- [Passage to read]
The Navy appears to be the biggest winner in this year’s budget, receiving a 6 percent increase in its budget over last year – mainly to build new airplanes and ships. Gates has also said he wants to strengthen the overall force, which is straining under more than seven years of war.

There are budget provisions for military healthcare (costs that defense officials say are eating into the Pentagon’s budget), an increase in ground forces, and family support and housing. This year’s “reform” budget request tries to do more for troops, with a 9 percent increase in funding for military personnel – pay and healthcare, for example.

The Pentagon budget represents a 4 percent increase over last year’s budget, but defense officials say the days of wild defense spending for the wars must come to an end. The new budget takes steps to terminate programs deemed as irrelevant or that represent careless spending of taxpayer dollars.

- [Directives]
**A)** In the passage on the Pentagon budget, how much does the Navy's budget grow over last year?
**B)** Using the passage on the Pentagon budget, explain why the Navy gets a bigger budget this year.
**C)** Pick up the passage on the Pentagon budget after its final sentence and keep writing.

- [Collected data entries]
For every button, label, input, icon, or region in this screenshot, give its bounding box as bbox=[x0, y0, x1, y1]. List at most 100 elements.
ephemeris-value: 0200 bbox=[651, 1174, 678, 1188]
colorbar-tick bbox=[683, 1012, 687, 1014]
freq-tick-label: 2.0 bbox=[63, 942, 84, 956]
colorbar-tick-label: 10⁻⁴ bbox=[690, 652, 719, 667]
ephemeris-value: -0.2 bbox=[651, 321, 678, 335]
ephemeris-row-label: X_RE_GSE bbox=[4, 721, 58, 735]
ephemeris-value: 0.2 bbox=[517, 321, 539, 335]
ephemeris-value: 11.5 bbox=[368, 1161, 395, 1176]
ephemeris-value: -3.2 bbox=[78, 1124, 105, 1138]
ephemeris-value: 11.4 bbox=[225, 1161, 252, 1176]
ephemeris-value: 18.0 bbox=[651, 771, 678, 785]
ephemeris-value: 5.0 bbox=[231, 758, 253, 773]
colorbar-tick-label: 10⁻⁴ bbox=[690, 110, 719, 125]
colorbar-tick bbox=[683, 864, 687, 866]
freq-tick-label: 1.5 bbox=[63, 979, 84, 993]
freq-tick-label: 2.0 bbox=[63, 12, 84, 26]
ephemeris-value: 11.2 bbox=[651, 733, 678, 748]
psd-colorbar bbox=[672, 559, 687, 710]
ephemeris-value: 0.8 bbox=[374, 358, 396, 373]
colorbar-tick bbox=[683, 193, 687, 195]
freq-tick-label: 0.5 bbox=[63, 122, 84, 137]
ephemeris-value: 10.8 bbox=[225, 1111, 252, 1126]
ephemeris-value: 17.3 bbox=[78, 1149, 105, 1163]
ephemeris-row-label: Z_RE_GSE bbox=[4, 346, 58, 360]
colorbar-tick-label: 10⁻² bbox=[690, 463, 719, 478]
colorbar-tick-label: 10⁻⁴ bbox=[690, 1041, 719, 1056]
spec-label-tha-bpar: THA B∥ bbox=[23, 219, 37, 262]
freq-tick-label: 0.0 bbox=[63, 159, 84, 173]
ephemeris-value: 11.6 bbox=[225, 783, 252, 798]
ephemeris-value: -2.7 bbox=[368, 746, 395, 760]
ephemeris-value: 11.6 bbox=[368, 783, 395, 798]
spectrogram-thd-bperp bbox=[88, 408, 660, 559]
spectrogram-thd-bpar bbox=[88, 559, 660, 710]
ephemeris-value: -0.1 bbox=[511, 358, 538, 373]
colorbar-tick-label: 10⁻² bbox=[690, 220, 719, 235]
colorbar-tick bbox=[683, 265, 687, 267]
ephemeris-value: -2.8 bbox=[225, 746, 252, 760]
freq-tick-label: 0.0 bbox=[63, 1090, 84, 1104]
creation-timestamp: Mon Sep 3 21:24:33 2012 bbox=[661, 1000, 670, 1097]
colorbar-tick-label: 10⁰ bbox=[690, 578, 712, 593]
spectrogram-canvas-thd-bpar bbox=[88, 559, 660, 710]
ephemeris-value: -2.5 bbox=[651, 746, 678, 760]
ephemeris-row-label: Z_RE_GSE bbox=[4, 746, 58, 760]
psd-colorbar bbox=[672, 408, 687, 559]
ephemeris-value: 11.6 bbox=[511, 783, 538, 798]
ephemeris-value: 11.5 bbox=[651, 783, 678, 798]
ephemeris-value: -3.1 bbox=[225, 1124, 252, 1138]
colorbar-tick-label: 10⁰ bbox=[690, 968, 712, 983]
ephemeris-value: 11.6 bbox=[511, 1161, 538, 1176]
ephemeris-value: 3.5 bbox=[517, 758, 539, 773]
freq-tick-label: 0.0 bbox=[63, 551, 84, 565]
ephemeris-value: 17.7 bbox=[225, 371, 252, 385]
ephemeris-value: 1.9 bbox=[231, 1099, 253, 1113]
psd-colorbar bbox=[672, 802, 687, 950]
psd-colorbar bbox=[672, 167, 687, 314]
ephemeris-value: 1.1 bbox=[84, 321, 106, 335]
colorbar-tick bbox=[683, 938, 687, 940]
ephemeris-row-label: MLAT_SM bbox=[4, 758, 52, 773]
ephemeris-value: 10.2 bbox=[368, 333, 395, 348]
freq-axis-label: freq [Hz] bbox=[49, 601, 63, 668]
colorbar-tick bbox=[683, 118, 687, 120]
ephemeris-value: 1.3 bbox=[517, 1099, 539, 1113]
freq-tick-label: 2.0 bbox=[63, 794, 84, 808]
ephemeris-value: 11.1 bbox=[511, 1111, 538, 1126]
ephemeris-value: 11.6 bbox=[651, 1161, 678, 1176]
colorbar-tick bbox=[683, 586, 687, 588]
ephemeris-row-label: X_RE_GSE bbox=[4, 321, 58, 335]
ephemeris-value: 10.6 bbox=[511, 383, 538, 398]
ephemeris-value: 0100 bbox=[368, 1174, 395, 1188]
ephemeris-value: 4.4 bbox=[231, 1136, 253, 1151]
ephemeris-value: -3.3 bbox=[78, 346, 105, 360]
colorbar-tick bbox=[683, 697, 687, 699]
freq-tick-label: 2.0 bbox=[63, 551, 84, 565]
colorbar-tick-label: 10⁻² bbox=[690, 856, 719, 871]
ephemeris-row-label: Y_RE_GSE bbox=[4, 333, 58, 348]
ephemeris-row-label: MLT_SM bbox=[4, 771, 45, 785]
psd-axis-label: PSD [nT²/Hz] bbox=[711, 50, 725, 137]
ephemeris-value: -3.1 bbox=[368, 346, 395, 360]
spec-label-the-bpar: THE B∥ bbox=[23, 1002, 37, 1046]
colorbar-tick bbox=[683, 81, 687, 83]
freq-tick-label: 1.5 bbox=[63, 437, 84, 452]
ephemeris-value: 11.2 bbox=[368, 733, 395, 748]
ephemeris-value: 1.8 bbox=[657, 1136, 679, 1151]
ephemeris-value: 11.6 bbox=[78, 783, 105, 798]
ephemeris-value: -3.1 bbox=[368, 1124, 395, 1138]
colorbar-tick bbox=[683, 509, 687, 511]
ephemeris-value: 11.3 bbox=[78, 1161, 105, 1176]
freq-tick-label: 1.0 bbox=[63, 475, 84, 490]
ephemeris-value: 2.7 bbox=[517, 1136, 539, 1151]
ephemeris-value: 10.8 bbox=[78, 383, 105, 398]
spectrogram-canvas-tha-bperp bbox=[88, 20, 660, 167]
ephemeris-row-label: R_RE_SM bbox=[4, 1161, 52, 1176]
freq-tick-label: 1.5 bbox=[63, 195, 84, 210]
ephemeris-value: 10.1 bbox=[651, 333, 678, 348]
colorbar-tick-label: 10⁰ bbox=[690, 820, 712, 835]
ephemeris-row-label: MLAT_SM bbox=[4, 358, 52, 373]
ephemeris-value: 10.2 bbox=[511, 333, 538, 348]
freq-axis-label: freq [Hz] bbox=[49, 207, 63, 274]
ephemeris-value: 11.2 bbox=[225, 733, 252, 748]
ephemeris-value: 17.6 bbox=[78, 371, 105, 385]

- [The answers]
**A)** It grows by 6 percent.

**B)** The Navy's 6 percent increase is mainly for building new airplanes and ships.

**C)**
“On balance, I believe Secretary of Defense Gates’s recent decisions as reflected in the budget released today will enhance our overall military capabilities,” said Andrew Krepinevich, president of the Center for Strategic and Budgetary Assessments, a public policy group in Washington, in a prepared statement.

The controversial budget, he added, will spark a much-needed discussion about America’s “defense posture.”

This year’s budget puts a nominal end to funding the wars in Iraq and Afghanistan by using so-called supplemental budget requests. Under this accounting practice, the Bush administration funded the wars on an “emergency basis” with little public scrutiny. Starting this year, the supplemental request will become known as the “overseas contingency operation,” and it will theoretically include as much oversight as any other budgetary request.